== The problem ==
Set down all of the entries word for word, omitting the images they contain.

Stored data entries:

++++

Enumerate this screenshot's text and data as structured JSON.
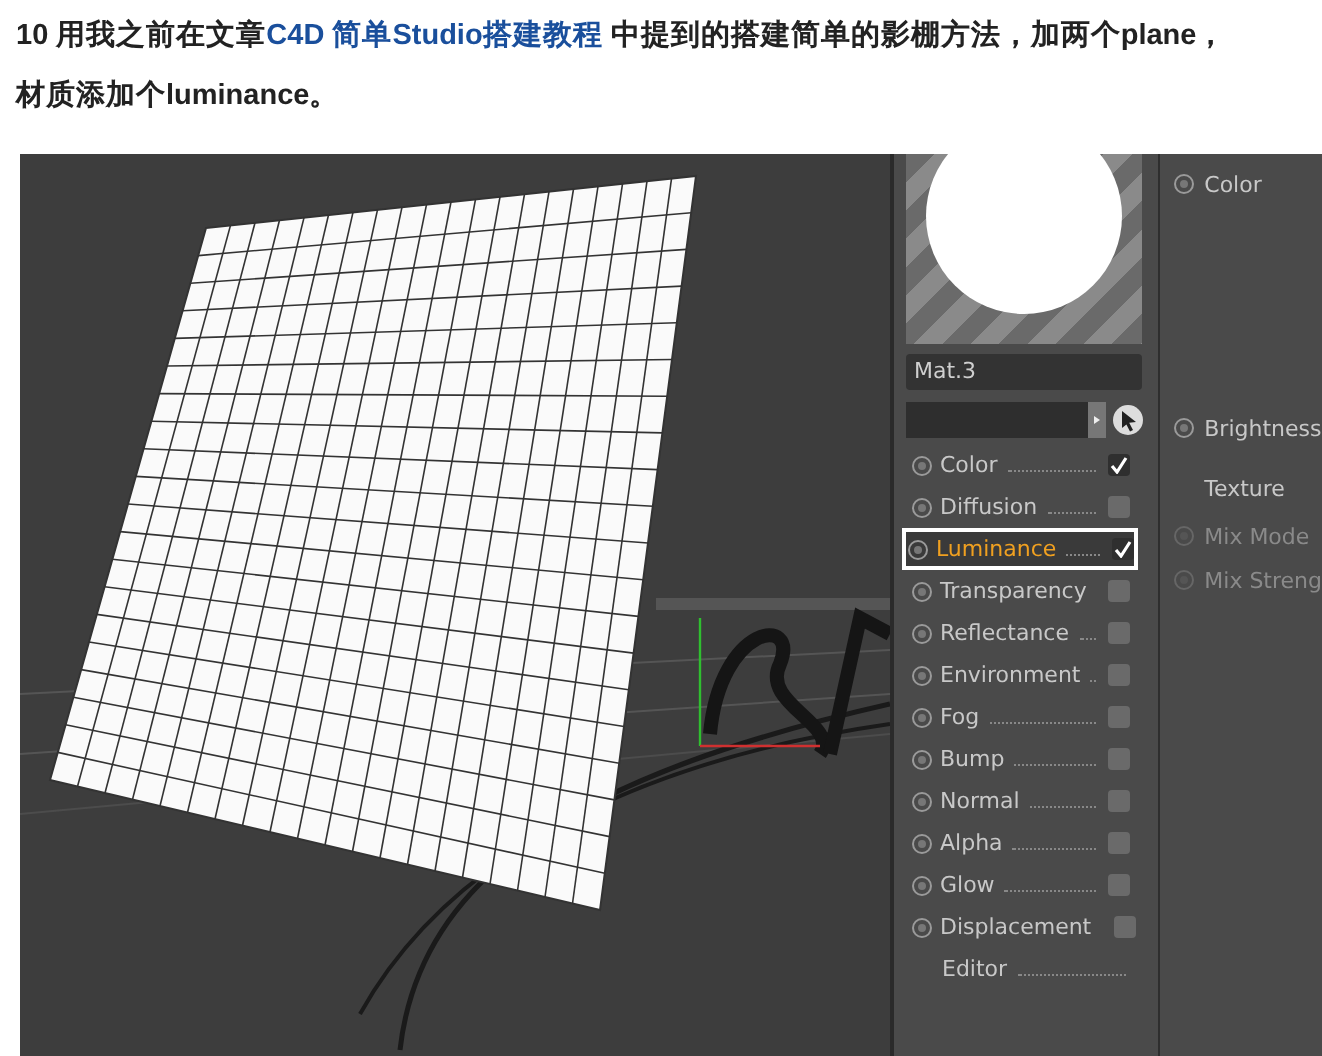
{
  "paragraph": {
    "before": "10 用我之前在文章",
    "link": "C4D 简单Studio搭建教程",
    "after": " 中提到的搭建简单的影棚方法，加两个plane，材质添加个luminance。"
  },
  "material": {
    "name": "Mat.3"
  },
  "channels": [
    {
      "kind": "channel",
      "label": "Color",
      "checked": true,
      "selected": false
    },
    {
      "kind": "channel",
      "label": "Diffusion",
      "checked": false,
      "selected": false
    },
    {
      "kind": "channel",
      "label": "Luminance",
      "checked": true,
      "selected": true
    },
    {
      "kind": "channel",
      "label": "Transparency",
      "checked": false,
      "selected": false
    },
    {
      "kind": "channel",
      "label": "Reflectance",
      "checked": false,
      "selected": false
    },
    {
      "kind": "channel",
      "label": "Environment",
      "checked": false,
      "selected": false
    },
    {
      "kind": "channel",
      "label": "Fog",
      "checked": false,
      "selected": false
    },
    {
      "kind": "channel",
      "label": "Bump",
      "checked": false,
      "selected": false
    },
    {
      "kind": "channel",
      "label": "Normal",
      "checked": false,
      "selected": false
    },
    {
      "kind": "channel",
      "label": "Alpha",
      "checked": false,
      "selected": false
    },
    {
      "kind": "channel",
      "label": "Glow",
      "checked": false,
      "selected": false
    },
    {
      "kind": "channel",
      "label": "Displacement",
      "checked": false,
      "selected": false
    },
    {
      "kind": "plain",
      "label": "Editor"
    }
  ],
  "attributes": {
    "color_label": "Color",
    "brightness_label": "Brightness",
    "texture_label": "Texture",
    "mix": [
      {
        "label": "Mix Mode",
        "disabled": true
      },
      {
        "label": "Mix Streng",
        "disabled": true
      }
    ]
  }
}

++++

== Exercise response ==
Enumerate this screenshot's text and data as structured JSON.
{
  "paragraph": {
    "before": "10 用我之前在文章",
    "link": "C4D 简单Studio搭建教程",
    "after": " 中提到的搭建简单的影棚方法，加两个plane，材质添加个luminance。"
  },
  "material": {
    "name": "Mat.3"
  },
  "channels": [
    {
      "kind": "channel",
      "label": "Color",
      "checked": true,
      "selected": false
    },
    {
      "kind": "channel",
      "label": "Diffusion",
      "checked": false,
      "selected": false
    },
    {
      "kind": "channel",
      "label": "Luminance",
      "checked": true,
      "selected": true
    },
    {
      "kind": "channel",
      "label": "Transparency",
      "checked": false,
      "selected": false
    },
    {
      "kind": "channel",
      "label": "Reflectance",
      "checked": false,
      "selected": false
    },
    {
      "kind": "channel",
      "label": "Environment",
      "checked": false,
      "selected": false
    },
    {
      "kind": "channel",
      "label": "Fog",
      "checked": false,
      "selected": false
    },
    {
      "kind": "channel",
      "label": "Bump",
      "checked": false,
      "selected": false
    },
    {
      "kind": "channel",
      "label": "Normal",
      "checked": false,
      "selected": false
    },
    {
      "kind": "channel",
      "label": "Alpha",
      "checked": false,
      "selected": false
    },
    {
      "kind": "channel",
      "label": "Glow",
      "checked": false,
      "selected": false
    },
    {
      "kind": "channel",
      "label": "Displacement",
      "checked": false,
      "selected": false
    },
    {
      "kind": "plain",
      "label": "Editor"
    }
  ],
  "attributes": {
    "color_label": "Color",
    "brightness_label": "Brightness",
    "texture_label": "Texture",
    "mix": [
      {
        "label": "Mix Mode",
        "disabled": true
      },
      {
        "label": "Mix Streng",
        "disabled": true
      }
    ]
  }
}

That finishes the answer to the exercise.